Exercise directions
Repeat exactly the lines from the line containing "Transcribe this image's" through the last line of the records below, inclusive, and nothing else.
=-=-=
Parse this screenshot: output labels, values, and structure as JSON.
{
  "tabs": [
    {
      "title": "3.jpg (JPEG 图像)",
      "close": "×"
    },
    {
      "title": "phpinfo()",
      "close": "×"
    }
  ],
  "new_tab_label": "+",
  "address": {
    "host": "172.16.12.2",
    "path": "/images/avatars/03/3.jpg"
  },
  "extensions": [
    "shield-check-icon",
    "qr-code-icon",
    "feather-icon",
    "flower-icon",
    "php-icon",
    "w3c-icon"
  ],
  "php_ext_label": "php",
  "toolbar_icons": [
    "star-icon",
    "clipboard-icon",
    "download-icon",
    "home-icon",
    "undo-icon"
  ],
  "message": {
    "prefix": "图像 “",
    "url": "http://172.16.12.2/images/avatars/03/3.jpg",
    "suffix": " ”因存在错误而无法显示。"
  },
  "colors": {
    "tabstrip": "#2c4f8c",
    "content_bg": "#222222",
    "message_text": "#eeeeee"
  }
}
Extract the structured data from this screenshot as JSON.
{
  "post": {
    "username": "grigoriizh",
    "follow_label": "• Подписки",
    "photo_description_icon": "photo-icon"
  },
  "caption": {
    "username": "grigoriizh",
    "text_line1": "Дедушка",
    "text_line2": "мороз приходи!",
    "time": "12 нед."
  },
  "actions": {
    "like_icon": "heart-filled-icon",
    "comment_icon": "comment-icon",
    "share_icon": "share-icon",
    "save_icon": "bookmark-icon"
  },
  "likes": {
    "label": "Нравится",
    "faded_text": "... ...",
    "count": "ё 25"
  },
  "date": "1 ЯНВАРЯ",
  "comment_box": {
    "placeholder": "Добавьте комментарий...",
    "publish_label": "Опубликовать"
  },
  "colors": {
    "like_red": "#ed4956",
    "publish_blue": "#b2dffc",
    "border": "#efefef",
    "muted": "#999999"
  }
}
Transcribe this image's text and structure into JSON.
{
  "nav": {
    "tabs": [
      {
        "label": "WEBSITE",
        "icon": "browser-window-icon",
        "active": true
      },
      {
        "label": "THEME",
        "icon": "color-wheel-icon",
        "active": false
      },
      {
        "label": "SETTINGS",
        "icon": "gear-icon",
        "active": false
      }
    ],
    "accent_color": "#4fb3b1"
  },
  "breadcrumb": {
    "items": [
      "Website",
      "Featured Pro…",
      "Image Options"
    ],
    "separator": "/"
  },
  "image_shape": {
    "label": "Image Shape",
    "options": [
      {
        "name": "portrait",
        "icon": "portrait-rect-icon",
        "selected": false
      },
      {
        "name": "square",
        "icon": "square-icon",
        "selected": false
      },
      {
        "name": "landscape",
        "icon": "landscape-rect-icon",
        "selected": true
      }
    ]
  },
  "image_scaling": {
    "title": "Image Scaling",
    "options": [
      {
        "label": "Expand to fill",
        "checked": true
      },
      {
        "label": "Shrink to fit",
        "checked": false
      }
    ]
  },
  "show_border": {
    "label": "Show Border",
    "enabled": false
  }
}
=-=-=
Solution to this problem
Transcribe this image's text and structure into JSON.
{
  "nav": {
    "tabs": [
      {
        "label": "WEBSITE",
        "icon": "browser-window-icon",
        "active": true
      },
      {
        "label": "THEME",
        "icon": "color-wheel-icon",
        "active": false
      },
      {
        "label": "SETTINGS",
        "icon": "gear-icon",
        "active": false
      }
    ],
    "accent_color": "#4fb3b1"
  },
  "breadcrumb": {
    "items": [
      "Website",
      "Featured Pro…",
      "Image Options"
    ],
    "separator": "/"
  },
  "image_shape": {
    "label": "Image Shape",
    "options": [
      {
        "name": "portrait",
        "icon": "portrait-rect-icon",
        "selected": false
      },
      {
        "name": "square",
        "icon": "square-icon",
        "selected": false
      },
      {
        "name": "landscape",
        "icon": "landscape-rect-icon",
        "selected": true
      }
    ]
  },
  "image_scaling": {
    "title": "Image Scaling",
    "options": [
      {
        "label": "Expand to fill",
        "checked": true
      },
      {
        "label": "Shrink to fit",
        "checked": false
      }
    ]
  },
  "show_border": {
    "label": "Show Border",
    "enabled": false
  }
}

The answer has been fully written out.